• **Exercise prompt**
Only the number is needed: how many lines of the records include "Saringan"?

** START OF Material supplied **

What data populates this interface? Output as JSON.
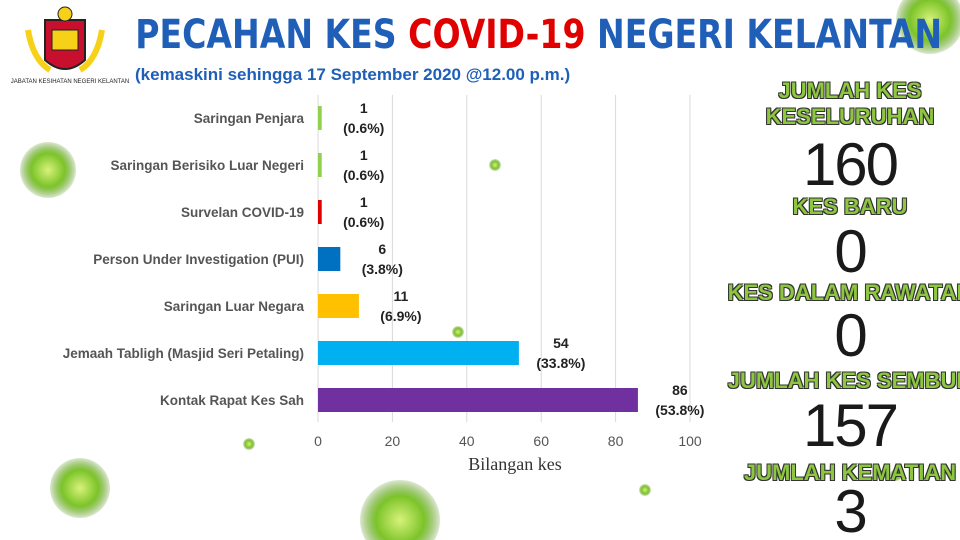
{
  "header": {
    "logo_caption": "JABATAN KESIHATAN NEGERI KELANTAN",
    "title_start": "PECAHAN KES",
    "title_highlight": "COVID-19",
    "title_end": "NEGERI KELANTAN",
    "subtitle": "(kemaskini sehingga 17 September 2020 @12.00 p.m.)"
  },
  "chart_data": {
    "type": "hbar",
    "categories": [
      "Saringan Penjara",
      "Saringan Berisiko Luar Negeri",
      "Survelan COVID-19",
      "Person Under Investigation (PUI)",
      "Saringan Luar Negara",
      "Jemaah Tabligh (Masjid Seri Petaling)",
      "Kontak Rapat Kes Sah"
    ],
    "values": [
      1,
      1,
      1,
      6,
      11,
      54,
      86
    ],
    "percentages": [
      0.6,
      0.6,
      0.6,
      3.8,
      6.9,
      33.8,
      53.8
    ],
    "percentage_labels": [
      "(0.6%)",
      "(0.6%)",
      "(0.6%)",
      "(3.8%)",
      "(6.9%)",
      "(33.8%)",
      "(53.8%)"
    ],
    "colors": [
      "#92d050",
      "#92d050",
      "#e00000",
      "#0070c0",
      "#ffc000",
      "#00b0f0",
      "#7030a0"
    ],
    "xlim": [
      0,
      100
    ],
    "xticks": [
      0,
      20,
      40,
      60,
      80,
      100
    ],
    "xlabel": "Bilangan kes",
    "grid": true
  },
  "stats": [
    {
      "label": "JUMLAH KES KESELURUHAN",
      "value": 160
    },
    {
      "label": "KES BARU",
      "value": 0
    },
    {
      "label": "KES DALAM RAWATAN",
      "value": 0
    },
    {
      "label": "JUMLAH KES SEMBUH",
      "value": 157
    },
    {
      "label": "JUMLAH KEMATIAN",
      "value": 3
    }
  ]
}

** END OF Material supplied **
** START OF Material supplied **

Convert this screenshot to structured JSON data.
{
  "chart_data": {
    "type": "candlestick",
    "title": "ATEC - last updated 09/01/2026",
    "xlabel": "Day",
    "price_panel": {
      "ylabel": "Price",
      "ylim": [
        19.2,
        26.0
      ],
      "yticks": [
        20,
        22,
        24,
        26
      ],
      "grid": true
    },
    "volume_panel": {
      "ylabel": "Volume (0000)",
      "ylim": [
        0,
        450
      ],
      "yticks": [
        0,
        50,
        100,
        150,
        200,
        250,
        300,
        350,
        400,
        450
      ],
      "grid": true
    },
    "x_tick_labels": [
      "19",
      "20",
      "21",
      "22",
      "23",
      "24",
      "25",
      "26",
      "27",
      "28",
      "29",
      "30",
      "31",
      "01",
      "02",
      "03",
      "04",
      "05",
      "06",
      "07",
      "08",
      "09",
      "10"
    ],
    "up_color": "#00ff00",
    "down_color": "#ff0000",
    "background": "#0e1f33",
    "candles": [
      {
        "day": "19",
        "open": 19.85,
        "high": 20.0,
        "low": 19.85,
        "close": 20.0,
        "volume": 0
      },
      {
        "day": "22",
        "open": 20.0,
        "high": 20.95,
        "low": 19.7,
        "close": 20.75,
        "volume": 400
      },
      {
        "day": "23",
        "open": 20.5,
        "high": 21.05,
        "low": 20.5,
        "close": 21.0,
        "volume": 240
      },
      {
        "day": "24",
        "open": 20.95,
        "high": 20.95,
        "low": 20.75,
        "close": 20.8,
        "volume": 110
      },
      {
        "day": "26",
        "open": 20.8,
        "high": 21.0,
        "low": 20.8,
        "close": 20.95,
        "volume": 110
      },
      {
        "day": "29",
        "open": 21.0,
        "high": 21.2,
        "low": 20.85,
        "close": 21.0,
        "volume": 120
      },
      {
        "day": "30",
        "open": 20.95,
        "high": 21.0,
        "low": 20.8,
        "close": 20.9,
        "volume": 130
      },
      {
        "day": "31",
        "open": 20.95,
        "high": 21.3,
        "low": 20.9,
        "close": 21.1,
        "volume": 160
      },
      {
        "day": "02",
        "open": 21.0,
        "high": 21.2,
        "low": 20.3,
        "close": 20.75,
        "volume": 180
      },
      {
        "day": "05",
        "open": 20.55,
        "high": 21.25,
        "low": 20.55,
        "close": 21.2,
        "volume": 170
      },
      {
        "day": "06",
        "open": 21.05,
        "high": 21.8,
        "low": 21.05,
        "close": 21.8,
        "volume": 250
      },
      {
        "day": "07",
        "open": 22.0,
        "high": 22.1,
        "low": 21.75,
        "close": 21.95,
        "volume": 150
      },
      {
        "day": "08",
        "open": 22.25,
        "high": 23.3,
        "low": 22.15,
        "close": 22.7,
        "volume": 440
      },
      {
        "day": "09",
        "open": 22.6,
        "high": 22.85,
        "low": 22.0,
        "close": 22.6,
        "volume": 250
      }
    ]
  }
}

** END OF Material supplied **

• **Answer for the task**
3